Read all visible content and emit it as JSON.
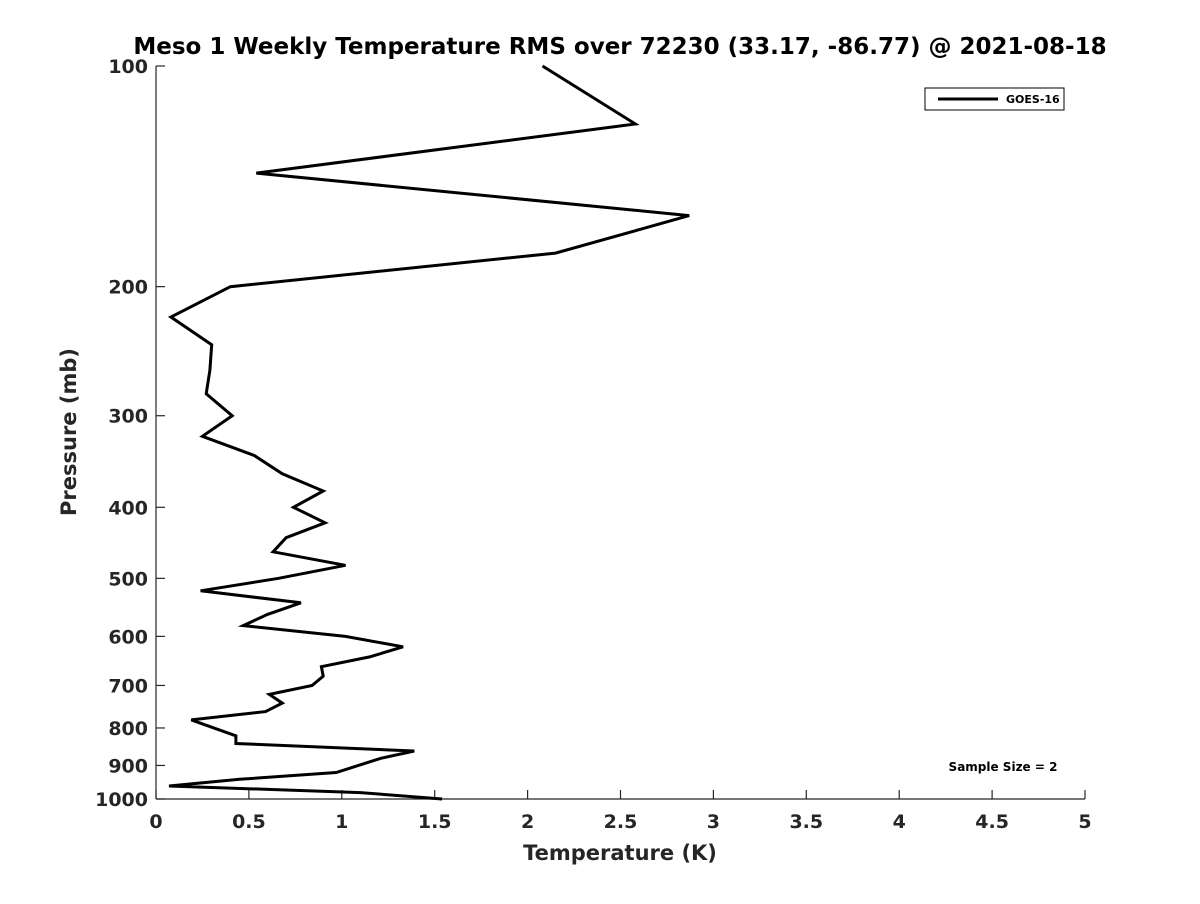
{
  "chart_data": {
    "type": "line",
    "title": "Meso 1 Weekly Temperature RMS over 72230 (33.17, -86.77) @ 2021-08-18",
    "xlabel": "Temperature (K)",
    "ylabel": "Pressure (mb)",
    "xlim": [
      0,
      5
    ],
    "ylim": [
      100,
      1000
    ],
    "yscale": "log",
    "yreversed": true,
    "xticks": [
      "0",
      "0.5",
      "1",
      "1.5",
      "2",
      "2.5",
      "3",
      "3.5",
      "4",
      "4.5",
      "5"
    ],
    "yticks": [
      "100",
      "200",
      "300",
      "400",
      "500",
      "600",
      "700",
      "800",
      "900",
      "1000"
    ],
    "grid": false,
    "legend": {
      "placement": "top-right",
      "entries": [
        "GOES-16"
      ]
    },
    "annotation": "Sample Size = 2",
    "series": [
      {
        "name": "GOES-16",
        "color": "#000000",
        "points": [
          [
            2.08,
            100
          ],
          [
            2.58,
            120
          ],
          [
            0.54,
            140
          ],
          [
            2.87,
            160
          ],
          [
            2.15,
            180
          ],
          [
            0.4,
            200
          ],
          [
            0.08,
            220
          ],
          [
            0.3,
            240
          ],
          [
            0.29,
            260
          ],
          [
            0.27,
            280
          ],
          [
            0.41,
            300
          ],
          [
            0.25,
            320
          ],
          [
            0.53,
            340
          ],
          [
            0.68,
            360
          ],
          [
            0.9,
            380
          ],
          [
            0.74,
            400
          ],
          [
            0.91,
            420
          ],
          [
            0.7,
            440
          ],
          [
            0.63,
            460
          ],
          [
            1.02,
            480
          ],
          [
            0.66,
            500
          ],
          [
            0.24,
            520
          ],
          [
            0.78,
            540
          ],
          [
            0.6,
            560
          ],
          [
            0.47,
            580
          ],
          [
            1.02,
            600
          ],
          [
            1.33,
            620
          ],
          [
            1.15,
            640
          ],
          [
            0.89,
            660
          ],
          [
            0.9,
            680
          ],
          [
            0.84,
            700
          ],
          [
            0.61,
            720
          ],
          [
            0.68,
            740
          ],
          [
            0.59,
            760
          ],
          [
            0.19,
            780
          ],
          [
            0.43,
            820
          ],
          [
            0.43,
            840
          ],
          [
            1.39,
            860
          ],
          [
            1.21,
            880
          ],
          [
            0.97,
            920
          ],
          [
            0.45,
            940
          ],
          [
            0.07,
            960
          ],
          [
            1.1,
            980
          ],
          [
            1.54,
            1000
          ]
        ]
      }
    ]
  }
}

==

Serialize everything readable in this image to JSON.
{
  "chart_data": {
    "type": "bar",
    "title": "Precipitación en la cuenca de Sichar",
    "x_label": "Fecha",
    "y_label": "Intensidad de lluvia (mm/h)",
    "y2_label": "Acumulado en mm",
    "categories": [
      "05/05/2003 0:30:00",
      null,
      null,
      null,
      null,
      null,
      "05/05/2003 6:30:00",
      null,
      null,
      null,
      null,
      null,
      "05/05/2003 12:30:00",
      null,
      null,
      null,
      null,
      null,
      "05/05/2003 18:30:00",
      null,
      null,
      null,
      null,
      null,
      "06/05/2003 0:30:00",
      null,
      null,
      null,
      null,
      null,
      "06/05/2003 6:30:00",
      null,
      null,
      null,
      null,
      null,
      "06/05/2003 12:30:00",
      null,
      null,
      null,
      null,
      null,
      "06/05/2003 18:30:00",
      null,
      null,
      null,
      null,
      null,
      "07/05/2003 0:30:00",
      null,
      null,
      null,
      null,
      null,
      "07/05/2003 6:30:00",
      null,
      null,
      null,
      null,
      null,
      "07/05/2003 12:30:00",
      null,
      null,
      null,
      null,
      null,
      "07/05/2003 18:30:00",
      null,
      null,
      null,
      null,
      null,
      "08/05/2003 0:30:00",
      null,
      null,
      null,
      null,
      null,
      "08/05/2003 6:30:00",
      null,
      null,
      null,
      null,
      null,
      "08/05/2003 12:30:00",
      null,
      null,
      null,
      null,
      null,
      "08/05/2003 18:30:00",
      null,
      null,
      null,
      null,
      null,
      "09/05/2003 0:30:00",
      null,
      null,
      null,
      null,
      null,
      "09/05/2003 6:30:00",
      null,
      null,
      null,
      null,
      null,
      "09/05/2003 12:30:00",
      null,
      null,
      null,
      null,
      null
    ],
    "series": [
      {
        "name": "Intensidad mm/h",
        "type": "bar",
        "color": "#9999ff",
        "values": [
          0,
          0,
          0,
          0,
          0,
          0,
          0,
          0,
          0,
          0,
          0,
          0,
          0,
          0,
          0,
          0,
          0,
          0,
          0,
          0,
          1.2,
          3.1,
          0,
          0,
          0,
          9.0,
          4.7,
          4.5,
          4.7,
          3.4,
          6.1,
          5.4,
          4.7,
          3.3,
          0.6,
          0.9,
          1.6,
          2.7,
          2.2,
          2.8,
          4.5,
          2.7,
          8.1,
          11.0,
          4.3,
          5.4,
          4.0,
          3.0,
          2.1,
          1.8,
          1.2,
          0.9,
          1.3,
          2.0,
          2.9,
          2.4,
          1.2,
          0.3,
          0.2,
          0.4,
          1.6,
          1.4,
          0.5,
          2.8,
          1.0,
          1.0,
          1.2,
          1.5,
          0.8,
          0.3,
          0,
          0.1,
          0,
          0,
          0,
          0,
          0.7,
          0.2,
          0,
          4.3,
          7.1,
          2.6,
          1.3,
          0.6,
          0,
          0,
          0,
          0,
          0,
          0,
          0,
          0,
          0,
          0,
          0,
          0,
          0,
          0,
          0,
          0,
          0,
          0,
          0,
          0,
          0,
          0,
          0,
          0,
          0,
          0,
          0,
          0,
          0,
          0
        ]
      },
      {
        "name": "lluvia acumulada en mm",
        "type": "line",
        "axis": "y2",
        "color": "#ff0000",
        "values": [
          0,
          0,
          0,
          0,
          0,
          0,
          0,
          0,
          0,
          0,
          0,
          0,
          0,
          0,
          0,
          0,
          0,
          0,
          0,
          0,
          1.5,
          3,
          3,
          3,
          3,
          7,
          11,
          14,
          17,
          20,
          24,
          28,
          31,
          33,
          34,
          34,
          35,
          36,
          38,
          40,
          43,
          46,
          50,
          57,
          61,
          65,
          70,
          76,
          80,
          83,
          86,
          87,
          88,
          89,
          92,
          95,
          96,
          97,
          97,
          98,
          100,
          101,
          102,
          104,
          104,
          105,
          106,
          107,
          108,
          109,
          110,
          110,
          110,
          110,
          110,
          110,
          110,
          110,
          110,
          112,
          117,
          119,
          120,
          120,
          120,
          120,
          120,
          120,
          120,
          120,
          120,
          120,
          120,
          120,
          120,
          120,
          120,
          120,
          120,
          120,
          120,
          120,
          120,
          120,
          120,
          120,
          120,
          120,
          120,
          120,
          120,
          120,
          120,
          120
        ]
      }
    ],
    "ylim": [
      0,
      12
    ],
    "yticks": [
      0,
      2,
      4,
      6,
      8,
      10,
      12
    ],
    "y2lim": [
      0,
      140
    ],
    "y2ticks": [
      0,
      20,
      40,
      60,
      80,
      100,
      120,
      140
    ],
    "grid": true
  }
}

- _Written task_: Lines containing the word "title" must all be returned from the material above.

- _Response_:
    "title": "Meso 1 Weekly Temperature RMS over 72230 (33.17, -86.77) @ 2021-08-18",
    "title": "Precipitación en la cuenca de Sichar",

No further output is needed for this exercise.